[The task]: In the entries that follow, count each line containing "cron" and state the total, nothing more.

[Stored rows]:
** Start **

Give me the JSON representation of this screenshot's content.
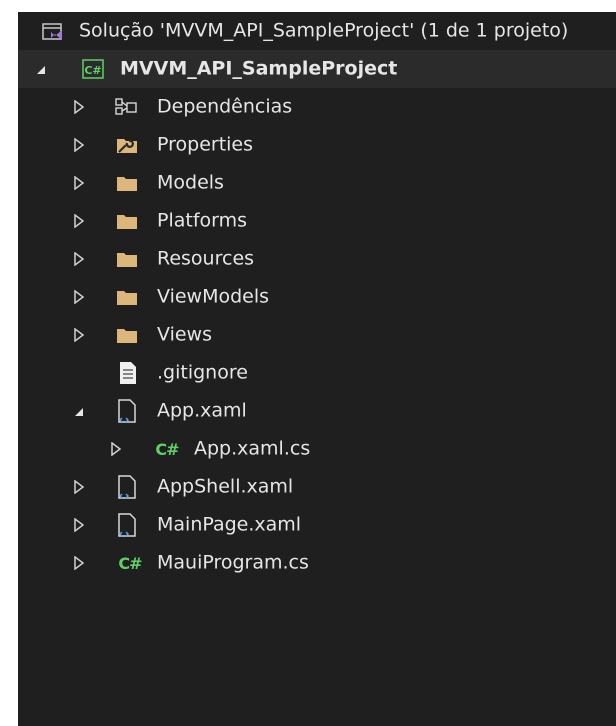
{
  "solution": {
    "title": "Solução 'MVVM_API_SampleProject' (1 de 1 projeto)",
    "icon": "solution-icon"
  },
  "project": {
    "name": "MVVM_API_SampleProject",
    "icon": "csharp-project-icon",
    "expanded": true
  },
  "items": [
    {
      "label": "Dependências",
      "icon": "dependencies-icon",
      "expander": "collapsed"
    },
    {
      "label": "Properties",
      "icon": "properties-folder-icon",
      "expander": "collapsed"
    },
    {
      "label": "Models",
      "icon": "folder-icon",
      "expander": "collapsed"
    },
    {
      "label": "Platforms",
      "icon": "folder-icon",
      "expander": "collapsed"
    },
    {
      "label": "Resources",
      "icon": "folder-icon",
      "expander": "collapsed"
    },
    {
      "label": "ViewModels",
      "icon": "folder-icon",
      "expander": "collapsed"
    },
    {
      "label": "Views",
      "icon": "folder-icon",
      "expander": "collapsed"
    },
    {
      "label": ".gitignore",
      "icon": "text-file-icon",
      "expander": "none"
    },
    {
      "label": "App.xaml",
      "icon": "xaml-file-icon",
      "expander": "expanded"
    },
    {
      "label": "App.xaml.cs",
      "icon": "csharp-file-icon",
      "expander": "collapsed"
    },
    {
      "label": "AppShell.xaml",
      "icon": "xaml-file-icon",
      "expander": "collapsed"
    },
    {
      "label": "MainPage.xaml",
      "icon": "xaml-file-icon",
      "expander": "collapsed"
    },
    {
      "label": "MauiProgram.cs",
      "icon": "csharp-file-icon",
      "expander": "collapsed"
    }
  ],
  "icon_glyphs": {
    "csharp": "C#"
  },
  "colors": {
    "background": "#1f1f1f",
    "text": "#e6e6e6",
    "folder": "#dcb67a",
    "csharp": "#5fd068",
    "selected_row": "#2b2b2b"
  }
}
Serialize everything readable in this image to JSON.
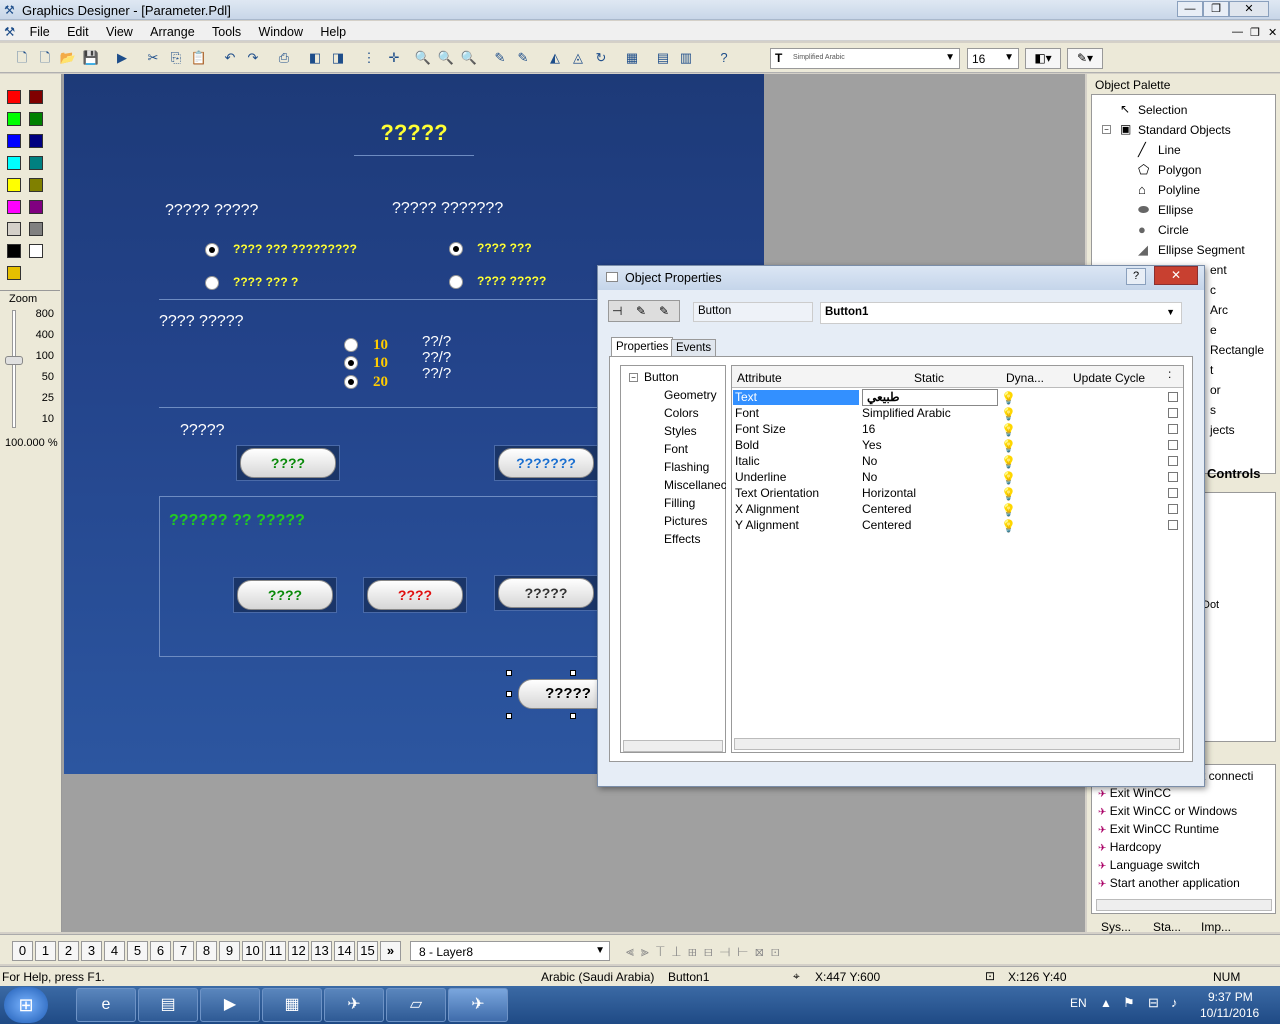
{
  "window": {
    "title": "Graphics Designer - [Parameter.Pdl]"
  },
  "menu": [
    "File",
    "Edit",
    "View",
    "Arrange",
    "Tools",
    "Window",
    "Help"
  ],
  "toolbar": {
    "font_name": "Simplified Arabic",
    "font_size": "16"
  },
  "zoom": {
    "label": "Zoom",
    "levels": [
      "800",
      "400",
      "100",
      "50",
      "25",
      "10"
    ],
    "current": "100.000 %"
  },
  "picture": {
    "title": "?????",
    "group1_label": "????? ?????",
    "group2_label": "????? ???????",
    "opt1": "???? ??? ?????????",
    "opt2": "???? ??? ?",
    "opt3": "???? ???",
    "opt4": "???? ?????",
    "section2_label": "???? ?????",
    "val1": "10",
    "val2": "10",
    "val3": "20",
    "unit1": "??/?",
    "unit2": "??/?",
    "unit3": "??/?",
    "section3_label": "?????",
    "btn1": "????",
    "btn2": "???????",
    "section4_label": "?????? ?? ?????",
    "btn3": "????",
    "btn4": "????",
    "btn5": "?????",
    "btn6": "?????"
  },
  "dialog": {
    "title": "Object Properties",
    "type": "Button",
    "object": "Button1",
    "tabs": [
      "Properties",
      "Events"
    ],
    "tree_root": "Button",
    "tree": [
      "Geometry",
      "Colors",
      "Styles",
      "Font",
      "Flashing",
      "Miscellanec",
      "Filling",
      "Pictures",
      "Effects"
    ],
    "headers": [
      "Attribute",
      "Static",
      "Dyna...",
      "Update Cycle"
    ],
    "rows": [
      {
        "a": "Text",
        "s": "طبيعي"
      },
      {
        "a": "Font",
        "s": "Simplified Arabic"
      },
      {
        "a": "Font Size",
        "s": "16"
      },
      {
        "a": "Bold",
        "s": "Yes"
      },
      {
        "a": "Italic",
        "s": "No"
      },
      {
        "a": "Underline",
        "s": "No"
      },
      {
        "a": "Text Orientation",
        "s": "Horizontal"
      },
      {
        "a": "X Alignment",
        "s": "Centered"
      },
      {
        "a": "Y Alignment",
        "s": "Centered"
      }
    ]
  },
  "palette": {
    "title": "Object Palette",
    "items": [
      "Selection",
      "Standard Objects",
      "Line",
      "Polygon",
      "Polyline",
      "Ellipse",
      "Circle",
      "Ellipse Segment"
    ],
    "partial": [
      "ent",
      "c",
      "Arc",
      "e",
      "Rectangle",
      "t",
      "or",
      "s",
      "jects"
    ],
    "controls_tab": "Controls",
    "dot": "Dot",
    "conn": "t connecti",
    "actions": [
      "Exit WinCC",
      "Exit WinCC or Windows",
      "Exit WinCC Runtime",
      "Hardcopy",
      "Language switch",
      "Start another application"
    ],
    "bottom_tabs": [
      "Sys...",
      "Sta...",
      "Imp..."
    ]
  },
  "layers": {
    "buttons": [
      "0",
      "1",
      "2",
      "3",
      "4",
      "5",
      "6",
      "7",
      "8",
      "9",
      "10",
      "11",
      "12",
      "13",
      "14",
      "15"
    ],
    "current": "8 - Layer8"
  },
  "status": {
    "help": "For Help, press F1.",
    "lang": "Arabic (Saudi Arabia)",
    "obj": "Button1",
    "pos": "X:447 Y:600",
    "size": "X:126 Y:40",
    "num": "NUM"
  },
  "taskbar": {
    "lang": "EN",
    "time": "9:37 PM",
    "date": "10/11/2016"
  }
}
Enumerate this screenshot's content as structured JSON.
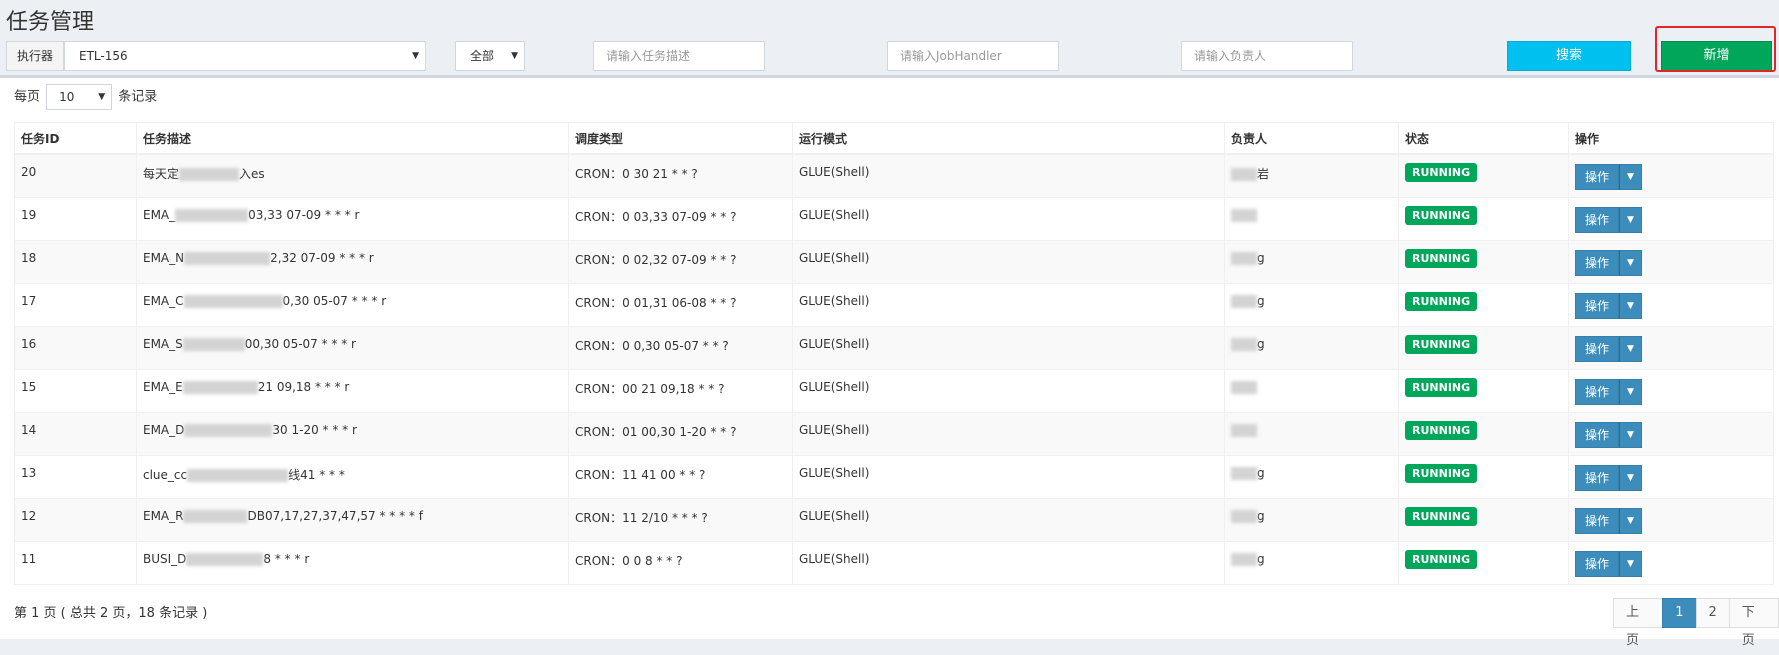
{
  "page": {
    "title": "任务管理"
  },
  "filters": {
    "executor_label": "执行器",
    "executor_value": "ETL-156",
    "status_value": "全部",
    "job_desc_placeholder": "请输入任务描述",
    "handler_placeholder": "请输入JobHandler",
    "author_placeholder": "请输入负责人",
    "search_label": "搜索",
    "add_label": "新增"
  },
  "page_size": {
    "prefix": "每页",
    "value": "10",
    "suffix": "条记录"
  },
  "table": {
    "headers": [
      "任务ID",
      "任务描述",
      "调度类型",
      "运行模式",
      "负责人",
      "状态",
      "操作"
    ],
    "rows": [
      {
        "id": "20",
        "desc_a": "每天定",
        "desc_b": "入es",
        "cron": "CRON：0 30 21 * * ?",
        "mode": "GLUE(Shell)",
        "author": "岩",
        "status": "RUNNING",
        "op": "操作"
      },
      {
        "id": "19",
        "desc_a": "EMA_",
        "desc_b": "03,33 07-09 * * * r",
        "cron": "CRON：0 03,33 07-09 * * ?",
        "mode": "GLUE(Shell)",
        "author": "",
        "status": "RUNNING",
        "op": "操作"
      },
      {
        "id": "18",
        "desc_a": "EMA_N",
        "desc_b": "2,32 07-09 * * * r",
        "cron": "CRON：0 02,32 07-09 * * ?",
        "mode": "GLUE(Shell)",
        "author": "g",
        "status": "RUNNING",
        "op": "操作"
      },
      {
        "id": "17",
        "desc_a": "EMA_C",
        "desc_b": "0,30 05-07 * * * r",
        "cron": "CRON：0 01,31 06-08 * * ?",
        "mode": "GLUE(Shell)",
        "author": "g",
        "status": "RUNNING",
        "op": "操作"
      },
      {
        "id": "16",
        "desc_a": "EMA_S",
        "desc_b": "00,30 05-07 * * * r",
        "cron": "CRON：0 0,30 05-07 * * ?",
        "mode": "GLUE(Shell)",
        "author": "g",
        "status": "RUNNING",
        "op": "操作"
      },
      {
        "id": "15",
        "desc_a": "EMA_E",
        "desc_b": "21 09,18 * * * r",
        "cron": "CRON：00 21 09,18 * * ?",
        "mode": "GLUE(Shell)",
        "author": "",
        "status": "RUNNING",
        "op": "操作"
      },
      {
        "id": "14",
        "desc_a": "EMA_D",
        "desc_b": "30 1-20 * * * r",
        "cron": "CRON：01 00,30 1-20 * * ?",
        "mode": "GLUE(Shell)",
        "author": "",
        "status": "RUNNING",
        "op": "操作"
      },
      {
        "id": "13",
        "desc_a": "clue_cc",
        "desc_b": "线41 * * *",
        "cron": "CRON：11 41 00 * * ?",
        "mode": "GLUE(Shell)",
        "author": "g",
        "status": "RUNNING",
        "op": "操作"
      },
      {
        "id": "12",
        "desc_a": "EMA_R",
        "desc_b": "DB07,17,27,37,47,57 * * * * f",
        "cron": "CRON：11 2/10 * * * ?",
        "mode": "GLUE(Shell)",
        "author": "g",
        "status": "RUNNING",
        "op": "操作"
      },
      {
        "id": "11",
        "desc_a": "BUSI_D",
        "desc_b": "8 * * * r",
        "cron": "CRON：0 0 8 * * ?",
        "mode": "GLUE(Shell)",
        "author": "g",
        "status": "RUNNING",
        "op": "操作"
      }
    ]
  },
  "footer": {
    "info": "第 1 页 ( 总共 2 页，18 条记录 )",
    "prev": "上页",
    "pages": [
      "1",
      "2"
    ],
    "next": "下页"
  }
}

** End **

[Output]: 10